[Entries taken from a collection]
__________
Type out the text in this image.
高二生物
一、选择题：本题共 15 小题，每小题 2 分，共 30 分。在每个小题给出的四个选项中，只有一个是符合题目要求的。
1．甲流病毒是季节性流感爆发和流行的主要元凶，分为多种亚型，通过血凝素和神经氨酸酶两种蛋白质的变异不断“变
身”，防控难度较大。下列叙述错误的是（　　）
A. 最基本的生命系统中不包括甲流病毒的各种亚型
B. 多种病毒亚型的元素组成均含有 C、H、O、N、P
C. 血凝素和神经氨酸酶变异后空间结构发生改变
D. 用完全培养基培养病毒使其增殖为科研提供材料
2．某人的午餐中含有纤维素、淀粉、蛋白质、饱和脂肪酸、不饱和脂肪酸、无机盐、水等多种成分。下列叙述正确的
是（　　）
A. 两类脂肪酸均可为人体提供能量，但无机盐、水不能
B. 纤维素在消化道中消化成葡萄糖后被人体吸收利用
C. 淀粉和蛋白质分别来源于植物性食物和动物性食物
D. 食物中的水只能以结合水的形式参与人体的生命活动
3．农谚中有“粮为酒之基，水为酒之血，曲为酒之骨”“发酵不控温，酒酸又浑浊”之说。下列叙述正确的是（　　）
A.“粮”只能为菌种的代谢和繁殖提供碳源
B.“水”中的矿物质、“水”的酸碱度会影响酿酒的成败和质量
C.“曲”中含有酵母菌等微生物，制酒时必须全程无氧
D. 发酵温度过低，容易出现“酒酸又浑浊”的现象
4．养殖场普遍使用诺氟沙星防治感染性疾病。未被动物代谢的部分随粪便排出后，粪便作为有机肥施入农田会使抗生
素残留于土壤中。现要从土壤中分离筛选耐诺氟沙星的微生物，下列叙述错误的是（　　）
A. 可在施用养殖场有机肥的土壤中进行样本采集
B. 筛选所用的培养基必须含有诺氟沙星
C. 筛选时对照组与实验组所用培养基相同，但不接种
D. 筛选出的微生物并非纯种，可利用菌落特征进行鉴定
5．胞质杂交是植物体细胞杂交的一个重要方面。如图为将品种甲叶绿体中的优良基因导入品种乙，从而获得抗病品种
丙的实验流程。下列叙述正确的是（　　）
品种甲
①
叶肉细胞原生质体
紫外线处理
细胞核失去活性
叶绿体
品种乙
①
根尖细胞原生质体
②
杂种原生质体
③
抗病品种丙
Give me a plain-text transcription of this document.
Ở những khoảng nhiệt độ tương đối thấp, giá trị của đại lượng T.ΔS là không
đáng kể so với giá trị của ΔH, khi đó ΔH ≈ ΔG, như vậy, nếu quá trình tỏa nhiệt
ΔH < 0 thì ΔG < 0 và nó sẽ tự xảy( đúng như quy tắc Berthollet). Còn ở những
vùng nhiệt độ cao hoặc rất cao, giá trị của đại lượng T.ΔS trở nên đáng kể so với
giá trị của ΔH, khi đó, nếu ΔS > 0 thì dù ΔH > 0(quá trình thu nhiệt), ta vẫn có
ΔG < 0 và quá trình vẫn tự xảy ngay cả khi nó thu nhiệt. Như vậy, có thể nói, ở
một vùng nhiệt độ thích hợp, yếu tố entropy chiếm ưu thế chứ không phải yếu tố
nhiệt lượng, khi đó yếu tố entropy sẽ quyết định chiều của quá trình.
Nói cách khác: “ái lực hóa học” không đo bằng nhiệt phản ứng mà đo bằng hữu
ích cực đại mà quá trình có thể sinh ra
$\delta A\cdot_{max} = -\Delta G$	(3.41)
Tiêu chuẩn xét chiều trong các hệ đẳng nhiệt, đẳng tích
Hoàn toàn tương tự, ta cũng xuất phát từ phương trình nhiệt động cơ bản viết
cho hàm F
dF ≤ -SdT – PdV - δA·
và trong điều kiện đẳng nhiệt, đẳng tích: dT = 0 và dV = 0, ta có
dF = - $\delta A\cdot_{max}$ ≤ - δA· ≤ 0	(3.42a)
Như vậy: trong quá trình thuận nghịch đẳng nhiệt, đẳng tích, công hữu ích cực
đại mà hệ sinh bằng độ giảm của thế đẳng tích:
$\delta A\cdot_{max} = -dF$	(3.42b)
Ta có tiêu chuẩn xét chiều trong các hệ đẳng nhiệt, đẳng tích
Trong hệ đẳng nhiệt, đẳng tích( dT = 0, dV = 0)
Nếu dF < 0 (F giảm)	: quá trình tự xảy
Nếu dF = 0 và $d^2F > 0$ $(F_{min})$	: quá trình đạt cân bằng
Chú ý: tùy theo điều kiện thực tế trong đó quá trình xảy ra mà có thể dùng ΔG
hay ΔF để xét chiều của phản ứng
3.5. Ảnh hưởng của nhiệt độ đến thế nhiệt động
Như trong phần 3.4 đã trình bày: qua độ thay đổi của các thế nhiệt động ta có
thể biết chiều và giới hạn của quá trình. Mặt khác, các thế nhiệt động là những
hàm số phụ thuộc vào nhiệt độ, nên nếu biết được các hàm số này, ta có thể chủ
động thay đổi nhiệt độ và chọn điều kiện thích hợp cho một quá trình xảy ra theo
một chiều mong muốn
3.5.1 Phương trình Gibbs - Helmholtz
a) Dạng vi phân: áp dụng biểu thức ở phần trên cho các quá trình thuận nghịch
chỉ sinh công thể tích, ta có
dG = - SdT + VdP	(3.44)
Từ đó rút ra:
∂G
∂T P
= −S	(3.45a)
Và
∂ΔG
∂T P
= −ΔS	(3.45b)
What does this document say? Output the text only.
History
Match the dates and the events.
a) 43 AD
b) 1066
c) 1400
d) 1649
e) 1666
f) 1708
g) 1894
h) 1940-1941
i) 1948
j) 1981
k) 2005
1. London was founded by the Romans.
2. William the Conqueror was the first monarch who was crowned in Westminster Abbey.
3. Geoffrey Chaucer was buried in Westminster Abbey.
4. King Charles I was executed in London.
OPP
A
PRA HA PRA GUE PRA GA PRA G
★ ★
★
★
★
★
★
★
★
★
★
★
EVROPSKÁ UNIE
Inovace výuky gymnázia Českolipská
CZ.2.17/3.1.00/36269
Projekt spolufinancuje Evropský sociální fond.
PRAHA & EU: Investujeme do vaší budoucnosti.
__________
**Task goal**
Quote the material exactly, leaving nothing out.

**Output of the task**
Type out the text in this image.
高二生物
一、选择题：本题共 15 小题，每小题 2 分，共 30 分。在每个小题给出的四个选项中，只有一个是符合题目要求的。
1．甲流病毒是季节性流感爆发和流行的主要元凶，分为多种亚型，通过血凝素和神经氨酸酶两种蛋白质的变异不断“变
身”，防控难度较大。下列叙述错误的是（　　）
A. 最基本的生命系统中不包括甲流病毒的各种亚型
B. 多种病毒亚型的元素组成均含有 C、H、O、N、P
C. 血凝素和神经氨酸酶变异后空间结构发生改变
D. 用完全培养基培养病毒使其增殖为科研提供材料
2．某人的午餐中含有纤维素、淀粉、蛋白质、饱和脂肪酸、不饱和脂肪酸、无机盐、水等多种成分。下列叙述正确的
是（　　）
A. 两类脂肪酸均可为人体提供能量，但无机盐、水不能
B. 纤维素在消化道中消化成葡萄糖后被人体吸收利用
C. 淀粉和蛋白质分别来源于植物性食物和动物性食物
D. 食物中的水只能以结合水的形式参与人体的生命活动
3．农谚中有“粮为酒之基，水为酒之血，曲为酒之骨”“发酵不控温，酒酸又浑浊”之说。下列叙述正确的是（　　）
A.“粮”只能为菌种的代谢和繁殖提供碳源
B.“水”中的矿物质、“水”的酸碱度会影响酿酒的成败和质量
C.“曲”中含有酵母菌等微生物，制酒时必须全程无氧
D. 发酵温度过低，容易出现“酒酸又浑浊”的现象
4．养殖场普遍使用诺氟沙星防治感染性疾病。未被动物代谢的部分随粪便排出后，粪便作为有机肥施入农田会使抗生
素残留于土壤中。现要从土壤中分离筛选耐诺氟沙星的微生物，下列叙述错误的是（　　）
A. 可在施用养殖场有机肥的土壤中进行样本采集
B. 筛选所用的培养基必须含有诺氟沙星
C. 筛选时对照组与实验组所用培养基相同，但不接种
D. 筛选出的微生物并非纯种，可利用菌落特征进行鉴定
5．胞质杂交是植物体细胞杂交的一个重要方面。如图为将品种甲叶绿体中的优良基因导入品种乙，从而获得抗病品种
丙的实验流程。下列叙述正确的是（　　）
品种甲
①
叶肉细胞原生质体
紫外线处理
细胞核失去活性
叶绿体
品种乙
①
根尖细胞原生质体
②
杂种原生质体
③
抗病品种丙
Give me a plain-text transcription of this document.
Ở những khoảng nhiệt độ tương đối thấp, giá trị của đại lượng T.ΔS là không
đáng kể so với giá trị của ΔH, khi đó ΔH ≈ ΔG, như vậy, nếu quá trình tỏa nhiệt
ΔH < 0 thì ΔG < 0 và nó sẽ tự xảy( đúng như quy tắc Berthollet). Còn ở những
vùng nhiệt độ cao hoặc rất cao, giá trị của đại lượng T.ΔS trở nên đáng kể so với
giá trị của ΔH, khi đó, nếu ΔS > 0 thì dù ΔH > 0(quá trình thu nhiệt), ta vẫn có
ΔG < 0 và quá trình vẫn tự xảy ngay cả khi nó thu nhiệt. Như vậy, có thể nói, ở
một vùng nhiệt độ thích hợp, yếu tố entropy chiếm ưu thế chứ không phải yếu tố
nhiệt lượng, khi đó yếu tố entropy sẽ quyết định chiều của quá trình.
Nói cách khác: “ái lực hóa học” không đo bằng nhiệt phản ứng mà đo bằng hữu
ích cực đại mà quá trình có thể sinh ra
$\delta A\cdot_{max} = -\Delta G$	(3.41)
Tiêu chuẩn xét chiều trong các hệ đẳng nhiệt, đẳng tích
Hoàn toàn tương tự, ta cũng xuất phát từ phương trình nhiệt động cơ bản viết
cho hàm F
dF ≤ -SdT – PdV - δA·
và trong điều kiện đẳng nhiệt, đẳng tích: dT = 0 và dV = 0, ta có
dF = - $\delta A\cdot_{max}$ ≤ - δA· ≤ 0	(3.42a)
Như vậy: trong quá trình thuận nghịch đẳng nhiệt, đẳng tích, công hữu ích cực
đại mà hệ sinh bằng độ giảm của thế đẳng tích:
$\delta A\cdot_{max} = -dF$	(3.42b)
Ta có tiêu chuẩn xét chiều trong các hệ đẳng nhiệt, đẳng tích
Trong hệ đẳng nhiệt, đẳng tích( dT = 0, dV = 0)
Nếu dF < 0 (F giảm)	: quá trình tự xảy
Nếu dF = 0 và $d^2F > 0$ $(F_{min})$	: quá trình đạt cân bằng
Chú ý: tùy theo điều kiện thực tế trong đó quá trình xảy ra mà có thể dùng ΔG
hay ΔF để xét chiều của phản ứng
3.5. Ảnh hưởng của nhiệt độ đến thế nhiệt động
Như trong phần 3.4 đã trình bày: qua độ thay đổi của các thế nhiệt động ta có
thể biết chiều và giới hạn của quá trình. Mặt khác, các thế nhiệt động là những
hàm số phụ thuộc vào nhiệt độ, nên nếu biết được các hàm số này, ta có thể chủ
động thay đổi nhiệt độ và chọn điều kiện thích hợp cho một quá trình xảy ra theo
một chiều mong muốn
3.5.1 Phương trình Gibbs - Helmholtz
a) Dạng vi phân: áp dụng biểu thức ở phần trên cho các quá trình thuận nghịch
chỉ sinh công thể tích, ta có
dG = - SdT + VdP	(3.44)
Từ đó rút ra:
∂G
∂T P
= −S	(3.45a)
Và
∂ΔG
∂T P
= −ΔS	(3.45b)
What does this document say? Output the text only.
History
Match the dates and the events.
a) 43 AD
b) 1066
c) 1400
d) 1649
e) 1666
f) 1708
g) 1894
h) 1940-1941
i) 1948
j) 1981
k) 2005
1. London was founded by the Romans.
2. William the Conqueror was the first monarch who was crowned in Westminster Abbey.
3. Geoffrey Chaucer was buried in Westminster Abbey.
4. King Charles I was executed in London.
OPP
A
PRA HA PRA GUE PRA GA PRA G
★ ★
★
★
★
★
★
★
★
★
★
★
EVROPSKÁ UNIE
Inovace výuky gymnázia Českolipská
CZ.2.17/3.1.00/36269
Projekt spolufinancuje Evropský sociální fond.
PRAHA & EU: Investujeme do vaší budoucnosti.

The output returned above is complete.